__Problem to solve__. Take the material and output all of it exactly.

+++

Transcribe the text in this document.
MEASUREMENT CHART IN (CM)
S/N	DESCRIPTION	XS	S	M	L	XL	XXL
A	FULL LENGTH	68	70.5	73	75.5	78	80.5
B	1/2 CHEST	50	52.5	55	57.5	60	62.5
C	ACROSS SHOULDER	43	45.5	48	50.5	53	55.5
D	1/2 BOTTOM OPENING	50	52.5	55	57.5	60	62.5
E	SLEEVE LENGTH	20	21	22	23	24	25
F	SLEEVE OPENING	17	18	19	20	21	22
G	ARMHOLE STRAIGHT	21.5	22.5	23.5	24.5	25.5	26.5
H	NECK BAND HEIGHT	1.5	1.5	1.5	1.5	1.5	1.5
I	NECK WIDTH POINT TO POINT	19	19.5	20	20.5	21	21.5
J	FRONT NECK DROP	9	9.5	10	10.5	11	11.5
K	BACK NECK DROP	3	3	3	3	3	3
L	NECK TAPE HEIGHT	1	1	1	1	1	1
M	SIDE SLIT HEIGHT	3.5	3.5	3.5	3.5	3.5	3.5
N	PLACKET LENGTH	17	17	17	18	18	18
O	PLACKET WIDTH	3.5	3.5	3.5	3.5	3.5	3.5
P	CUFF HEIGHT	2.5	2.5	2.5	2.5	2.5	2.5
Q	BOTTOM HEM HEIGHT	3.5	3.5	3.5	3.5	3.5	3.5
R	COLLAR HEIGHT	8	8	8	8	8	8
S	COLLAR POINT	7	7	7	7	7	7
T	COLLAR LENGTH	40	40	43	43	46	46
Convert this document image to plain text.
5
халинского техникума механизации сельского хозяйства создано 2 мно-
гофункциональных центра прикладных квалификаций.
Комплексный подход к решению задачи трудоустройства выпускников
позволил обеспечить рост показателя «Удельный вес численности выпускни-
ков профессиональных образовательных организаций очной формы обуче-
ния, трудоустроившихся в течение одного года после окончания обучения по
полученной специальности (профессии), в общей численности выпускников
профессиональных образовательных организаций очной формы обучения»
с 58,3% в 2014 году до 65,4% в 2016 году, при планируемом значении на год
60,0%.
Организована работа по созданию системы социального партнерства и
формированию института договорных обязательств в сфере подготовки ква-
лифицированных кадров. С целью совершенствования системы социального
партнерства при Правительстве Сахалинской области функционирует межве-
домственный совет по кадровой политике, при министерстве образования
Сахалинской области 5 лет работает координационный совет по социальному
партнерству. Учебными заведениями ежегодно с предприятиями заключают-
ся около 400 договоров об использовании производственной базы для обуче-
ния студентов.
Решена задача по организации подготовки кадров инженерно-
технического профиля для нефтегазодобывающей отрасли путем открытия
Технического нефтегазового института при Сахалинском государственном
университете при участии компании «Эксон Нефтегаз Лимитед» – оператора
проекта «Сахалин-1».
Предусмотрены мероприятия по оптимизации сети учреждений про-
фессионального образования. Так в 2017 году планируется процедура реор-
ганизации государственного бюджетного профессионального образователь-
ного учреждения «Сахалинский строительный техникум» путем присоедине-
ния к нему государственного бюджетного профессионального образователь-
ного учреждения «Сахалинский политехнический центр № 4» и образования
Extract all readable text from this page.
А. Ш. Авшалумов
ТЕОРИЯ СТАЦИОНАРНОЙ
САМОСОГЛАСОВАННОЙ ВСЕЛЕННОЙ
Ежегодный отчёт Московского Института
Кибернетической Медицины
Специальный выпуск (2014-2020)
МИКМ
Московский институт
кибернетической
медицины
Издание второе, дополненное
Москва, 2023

+++

__Result__.
Transcribe the text in this document.
MEASUREMENT CHART IN (CM)
S/N	DESCRIPTION	XS	S	M	L	XL	XXL
A	FULL LENGTH	68	70.5	73	75.5	78	80.5
B	1/2 CHEST	50	52.5	55	57.5	60	62.5
C	ACROSS SHOULDER	43	45.5	48	50.5	53	55.5
D	1/2 BOTTOM OPENING	50	52.5	55	57.5	60	62.5
E	SLEEVE LENGTH	20	21	22	23	24	25
F	SLEEVE OPENING	17	18	19	20	21	22
G	ARMHOLE STRAIGHT	21.5	22.5	23.5	24.5	25.5	26.5
H	NECK BAND HEIGHT	1.5	1.5	1.5	1.5	1.5	1.5
I	NECK WIDTH POINT TO POINT	19	19.5	20	20.5	21	21.5
J	FRONT NECK DROP	9	9.5	10	10.5	11	11.5
K	BACK NECK DROP	3	3	3	3	3	3
L	NECK TAPE HEIGHT	1	1	1	1	1	1
M	SIDE SLIT HEIGHT	3.5	3.5	3.5	3.5	3.5	3.5
N	PLACKET LENGTH	17	17	17	18	18	18
O	PLACKET WIDTH	3.5	3.5	3.5	3.5	3.5	3.5
P	CUFF HEIGHT	2.5	2.5	2.5	2.5	2.5	2.5
Q	BOTTOM HEM HEIGHT	3.5	3.5	3.5	3.5	3.5	3.5
R	COLLAR HEIGHT	8	8	8	8	8	8
S	COLLAR POINT	7	7	7	7	7	7
T	COLLAR LENGTH	40	40	43	43	46	46
Convert this document image to plain text.
5
халинского техникума механизации сельского хозяйства создано 2 мно-
гофункциональных центра прикладных квалификаций.
Комплексный подход к решению задачи трудоустройства выпускников
позволил обеспечить рост показателя «Удельный вес численности выпускни-
ков профессиональных образовательных организаций очной формы обуче-
ния, трудоустроившихся в течение одного года после окончания обучения по
полученной специальности (профессии), в общей численности выпускников
профессиональных образовательных организаций очной формы обучения»
с 58,3% в 2014 году до 65,4% в 2016 году, при планируемом значении на год
60,0%.
Организована работа по созданию системы социального партнерства и
формированию института договорных обязательств в сфере подготовки ква-
лифицированных кадров. С целью совершенствования системы социального
партнерства при Правительстве Сахалинской области функционирует межве-
домственный совет по кадровой политике, при министерстве образования
Сахалинской области 5 лет работает координационный совет по социальному
партнерству. Учебными заведениями ежегодно с предприятиями заключают-
ся около 400 договоров об использовании производственной базы для обуче-
ния студентов.
Решена задача по организации подготовки кадров инженерно-
технического профиля для нефтегазодобывающей отрасли путем открытия
Технического нефтегазового института при Сахалинском государственном
университете при участии компании «Эксон Нефтегаз Лимитед» – оператора
проекта «Сахалин-1».
Предусмотрены мероприятия по оптимизации сети учреждений про-
фессионального образования. Так в 2017 году планируется процедура реор-
ганизации государственного бюджетного профессионального образователь-
ного учреждения «Сахалинский строительный техникум» путем присоедине-
ния к нему государственного бюджетного профессионального образователь-
ного учреждения «Сахалинский политехнический центр № 4» и образования
Extract all readable text from this page.
А. Ш. Авшалумов
ТЕОРИЯ СТАЦИОНАРНОЙ
САМОСОГЛАСОВАННОЙ ВСЕЛЕННОЙ
Ежегодный отчёт Московского Института
Кибернетической Медицины
Специальный выпуск (2014-2020)
МИКМ
Московский институт
кибернетической
медицины
Издание второе, дополненное
Москва, 2023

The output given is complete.